WRITTEN TASK: Present every line in which the string "value" appears.

Figure record extracts
-------------------------
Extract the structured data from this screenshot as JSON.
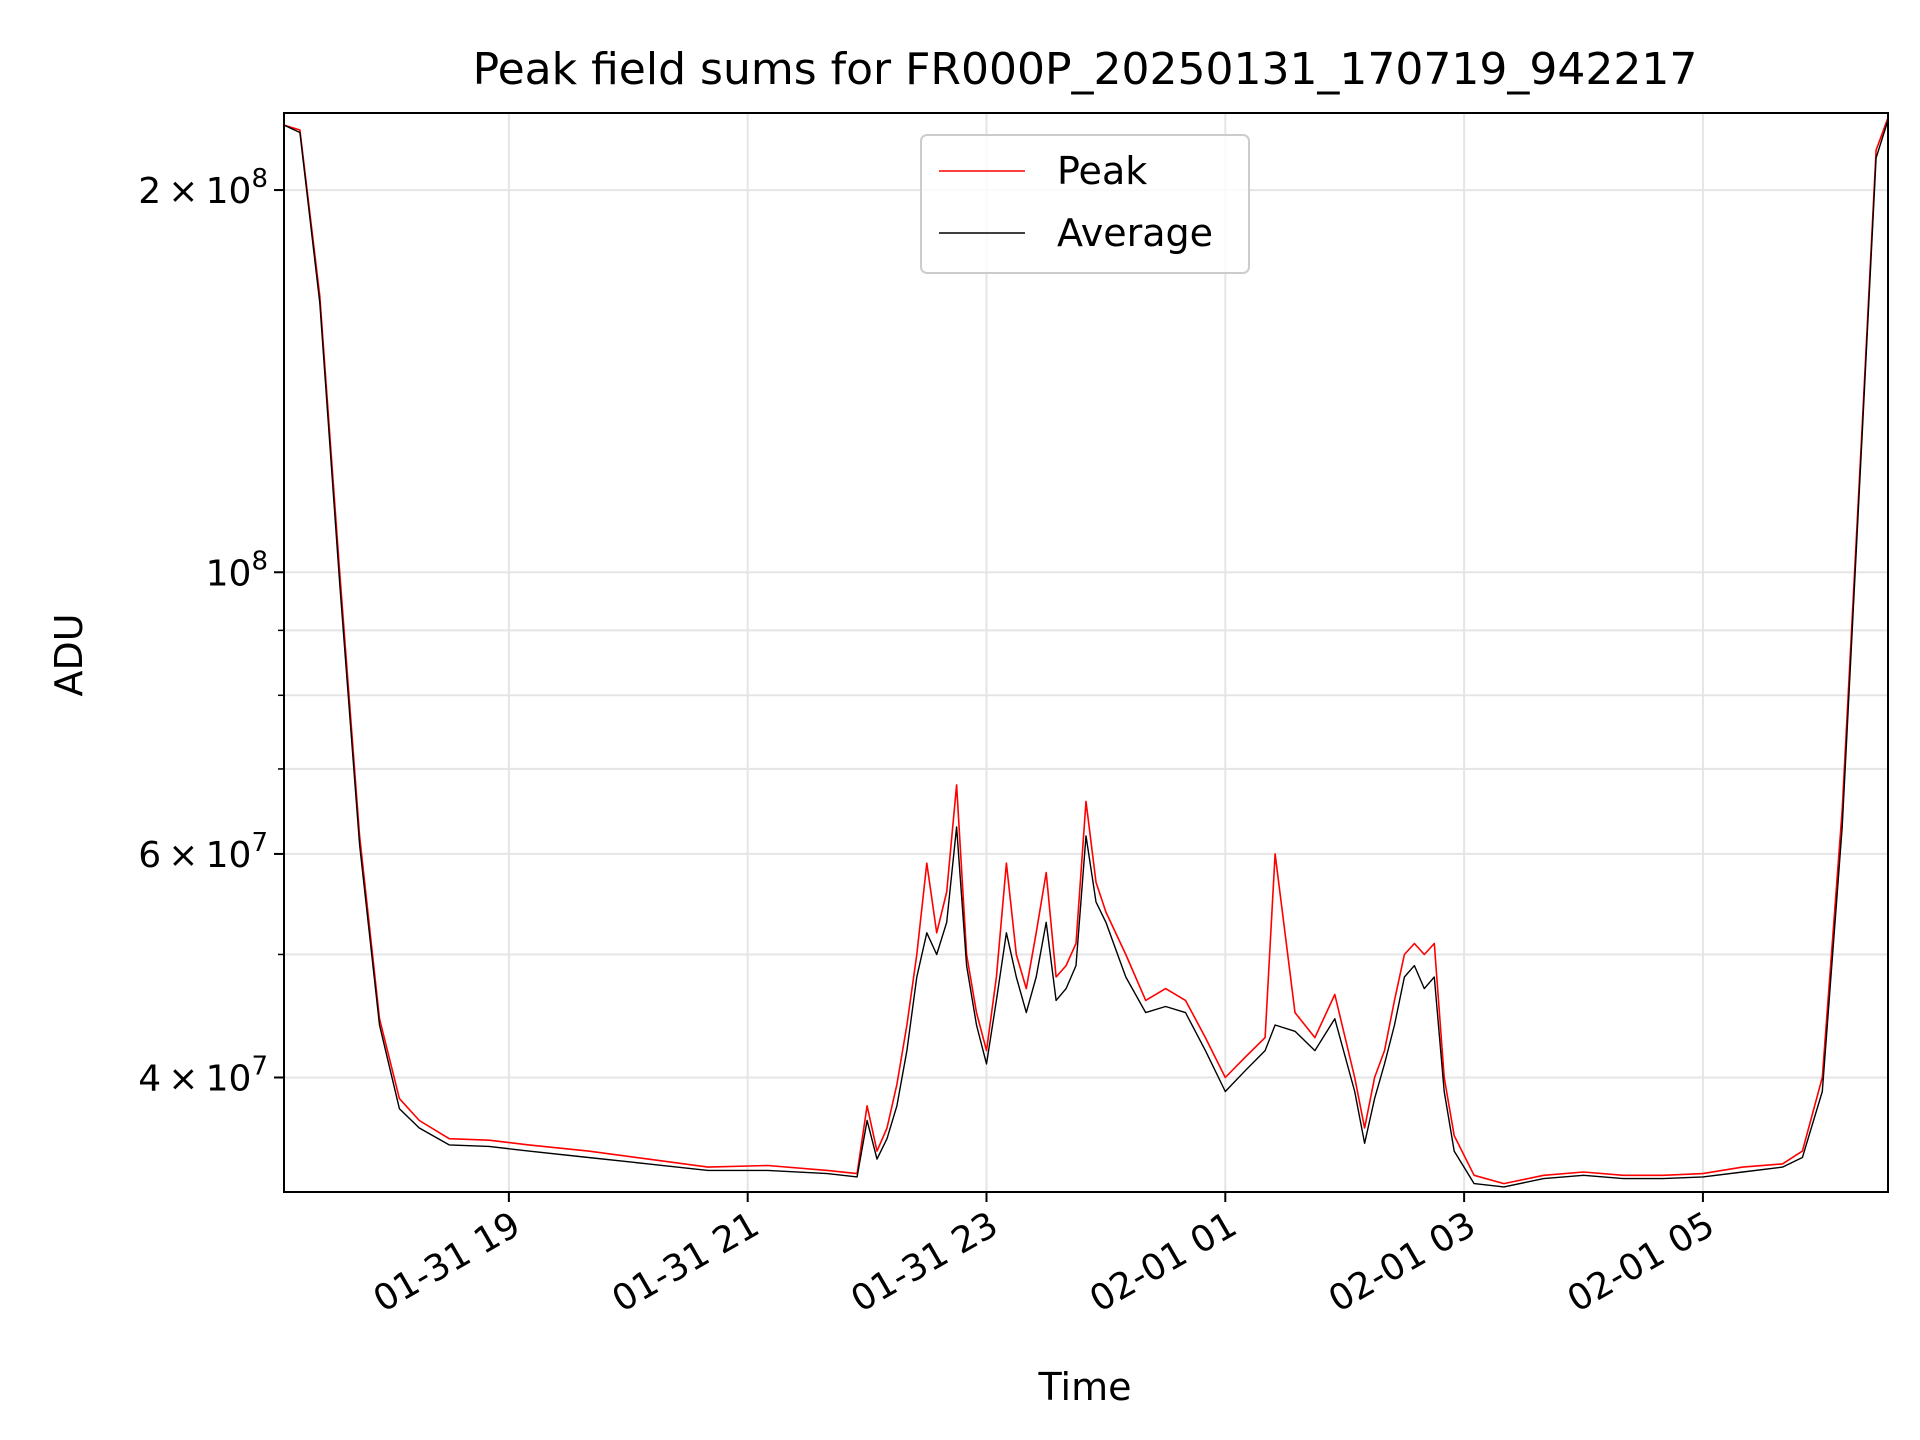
{
  "chart_data": {
    "type": "line",
    "title": "Peak field sums for FR000P_20250131_170719_942217",
    "xlabel": "Time",
    "ylabel": "ADU",
    "y_scale": "log",
    "grid": true,
    "legend_position": "upper center",
    "xlim": [
      "2025-01-31 17:07",
      "2025-02-01 06:33"
    ],
    "ylim": [
      32500000,
      230000000
    ],
    "x_ticks": [
      {
        "t": "2025-01-31 19:00",
        "label": "01-31 19"
      },
      {
        "t": "2025-01-31 21:00",
        "label": "01-31 21"
      },
      {
        "t": "2025-01-31 23:00",
        "label": "01-31 23"
      },
      {
        "t": "2025-02-01 01:00",
        "label": "02-01 01"
      },
      {
        "t": "2025-02-01 03:00",
        "label": "02-01 03"
      },
      {
        "t": "2025-02-01 05:00",
        "label": "02-01 05"
      }
    ],
    "y_ticks": [
      {
        "value": 40000000,
        "base": "4",
        "exp": "7"
      },
      {
        "value": 60000000,
        "base": "6",
        "exp": "7"
      },
      {
        "value": 100000000,
        "base": "",
        "exp": "8"
      },
      {
        "value": 200000000,
        "base": "2",
        "exp": "8"
      }
    ],
    "y_minor_ticks": [
      50000000,
      70000000,
      80000000,
      90000000
    ],
    "series": [
      {
        "name": "Peak",
        "color": "#ff0000",
        "x": [
          "2025-01-31 17:07",
          "2025-01-31 17:15",
          "2025-01-31 17:25",
          "2025-01-31 17:35",
          "2025-01-31 17:45",
          "2025-01-31 17:55",
          "2025-01-31 18:05",
          "2025-01-31 18:15",
          "2025-01-31 18:30",
          "2025-01-31 18:50",
          "2025-01-31 19:10",
          "2025-01-31 19:40",
          "2025-01-31 20:10",
          "2025-01-31 20:40",
          "2025-01-31 21:10",
          "2025-01-31 21:40",
          "2025-01-31 21:55",
          "2025-01-31 22:00",
          "2025-01-31 22:05",
          "2025-01-31 22:10",
          "2025-01-31 22:15",
          "2025-01-31 22:20",
          "2025-01-31 22:25",
          "2025-01-31 22:30",
          "2025-01-31 22:35",
          "2025-01-31 22:40",
          "2025-01-31 22:45",
          "2025-01-31 22:50",
          "2025-01-31 22:55",
          "2025-01-31 23:00",
          "2025-01-31 23:05",
          "2025-01-31 23:10",
          "2025-01-31 23:15",
          "2025-01-31 23:20",
          "2025-01-31 23:25",
          "2025-01-31 23:30",
          "2025-01-31 23:35",
          "2025-01-31 23:40",
          "2025-01-31 23:45",
          "2025-01-31 23:50",
          "2025-01-31 23:55",
          "2025-02-01 00:00",
          "2025-02-01 00:10",
          "2025-02-01 00:20",
          "2025-02-01 00:30",
          "2025-02-01 00:40",
          "2025-02-01 00:50",
          "2025-02-01 01:00",
          "2025-02-01 01:10",
          "2025-02-01 01:20",
          "2025-02-01 01:25",
          "2025-02-01 01:35",
          "2025-02-01 01:45",
          "2025-02-01 01:55",
          "2025-02-01 02:05",
          "2025-02-01 02:10",
          "2025-02-01 02:15",
          "2025-02-01 02:20",
          "2025-02-01 02:25",
          "2025-02-01 02:30",
          "2025-02-01 02:35",
          "2025-02-01 02:40",
          "2025-02-01 02:45",
          "2025-02-01 02:50",
          "2025-02-01 02:55",
          "2025-02-01 03:05",
          "2025-02-01 03:20",
          "2025-02-01 03:40",
          "2025-02-01 04:00",
          "2025-02-01 04:20",
          "2025-02-01 04:40",
          "2025-02-01 05:00",
          "2025-02-01 05:20",
          "2025-02-01 05:40",
          "2025-02-01 05:50",
          "2025-02-01 06:00",
          "2025-02-01 06:10",
          "2025-02-01 06:20",
          "2025-02-01 06:27",
          "2025-02-01 06:33"
        ],
        "y": [
          225000000,
          223000000,
          165000000,
          100000000,
          62000000,
          44500000,
          38500000,
          37000000,
          35800000,
          35700000,
          35400000,
          35000000,
          34500000,
          34000000,
          34100000,
          33800000,
          33600000,
          38000000,
          35000000,
          36500000,
          39500000,
          44000000,
          50000000,
          59000000,
          52000000,
          56000000,
          68000000,
          50000000,
          45000000,
          42000000,
          48000000,
          59000000,
          50000000,
          47000000,
          52000000,
          58000000,
          48000000,
          49000000,
          51000000,
          66000000,
          57000000,
          54000000,
          50000000,
          46000000,
          47000000,
          46000000,
          43000000,
          40000000,
          41500000,
          43000000,
          60000000,
          45000000,
          43000000,
          46500000,
          40000000,
          36500000,
          40000000,
          42000000,
          46000000,
          50000000,
          51000000,
          50000000,
          51000000,
          40000000,
          36000000,
          33500000,
          33000000,
          33500000,
          33700000,
          33500000,
          33500000,
          33600000,
          34000000,
          34200000,
          35000000,
          40000000,
          65000000,
          130000000,
          215000000,
          228000000
        ]
      },
      {
        "name": "Average",
        "color": "#000000",
        "x": [
          "2025-01-31 17:07",
          "2025-01-31 17:15",
          "2025-01-31 17:25",
          "2025-01-31 17:35",
          "2025-01-31 17:45",
          "2025-01-31 17:55",
          "2025-01-31 18:05",
          "2025-01-31 18:15",
          "2025-01-31 18:30",
          "2025-01-31 18:50",
          "2025-01-31 19:10",
          "2025-01-31 19:40",
          "2025-01-31 20:10",
          "2025-01-31 20:40",
          "2025-01-31 21:10",
          "2025-01-31 21:40",
          "2025-01-31 21:55",
          "2025-01-31 22:00",
          "2025-01-31 22:05",
          "2025-01-31 22:10",
          "2025-01-31 22:15",
          "2025-01-31 22:20",
          "2025-01-31 22:25",
          "2025-01-31 22:30",
          "2025-01-31 22:35",
          "2025-01-31 22:40",
          "2025-01-31 22:45",
          "2025-01-31 22:50",
          "2025-01-31 22:55",
          "2025-01-31 23:00",
          "2025-01-31 23:05",
          "2025-01-31 23:10",
          "2025-01-31 23:15",
          "2025-01-31 23:20",
          "2025-01-31 23:25",
          "2025-01-31 23:30",
          "2025-01-31 23:35",
          "2025-01-31 23:40",
          "2025-01-31 23:45",
          "2025-01-31 23:50",
          "2025-01-31 23:55",
          "2025-02-01 00:00",
          "2025-02-01 00:10",
          "2025-02-01 00:20",
          "2025-02-01 00:30",
          "2025-02-01 00:40",
          "2025-02-01 00:50",
          "2025-02-01 01:00",
          "2025-02-01 01:10",
          "2025-02-01 01:20",
          "2025-02-01 01:25",
          "2025-02-01 01:35",
          "2025-02-01 01:45",
          "2025-02-01 01:55",
          "2025-02-01 02:05",
          "2025-02-01 02:10",
          "2025-02-01 02:15",
          "2025-02-01 02:20",
          "2025-02-01 02:25",
          "2025-02-01 02:30",
          "2025-02-01 02:35",
          "2025-02-01 02:40",
          "2025-02-01 02:45",
          "2025-02-01 02:50",
          "2025-02-01 02:55",
          "2025-02-01 03:05",
          "2025-02-01 03:20",
          "2025-02-01 03:40",
          "2025-02-01 04:00",
          "2025-02-01 04:20",
          "2025-02-01 04:40",
          "2025-02-01 05:00",
          "2025-02-01 05:20",
          "2025-02-01 05:40",
          "2025-02-01 05:50",
          "2025-02-01 06:00",
          "2025-02-01 06:10",
          "2025-02-01 06:20",
          "2025-02-01 06:27",
          "2025-02-01 06:33"
        ],
        "y": [
          225000000,
          222000000,
          163000000,
          98000000,
          61000000,
          44000000,
          37800000,
          36500000,
          35400000,
          35300000,
          35000000,
          34600000,
          34200000,
          33800000,
          33800000,
          33600000,
          33400000,
          37000000,
          34500000,
          35800000,
          38000000,
          42000000,
          48000000,
          52000000,
          50000000,
          53000000,
          63000000,
          49000000,
          44000000,
          41000000,
          46000000,
          52000000,
          48000000,
          45000000,
          48000000,
          53000000,
          46000000,
          47000000,
          49000000,
          62000000,
          55000000,
          53000000,
          48000000,
          45000000,
          45500000,
          45000000,
          42000000,
          39000000,
          40500000,
          42000000,
          44000000,
          43500000,
          42000000,
          44500000,
          39000000,
          35500000,
          38500000,
          41000000,
          44000000,
          48000000,
          49000000,
          47000000,
          48000000,
          39000000,
          35000000,
          33000000,
          32800000,
          33300000,
          33500000,
          33300000,
          33300000,
          33400000,
          33700000,
          34000000,
          34600000,
          39000000,
          63000000,
          128000000,
          212000000,
          227000000
        ]
      }
    ]
  }
}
-------------------------
REPLY:
        "value": 40000000,
        "value": 60000000,
        "value": 100000000,
        "value": 200000000,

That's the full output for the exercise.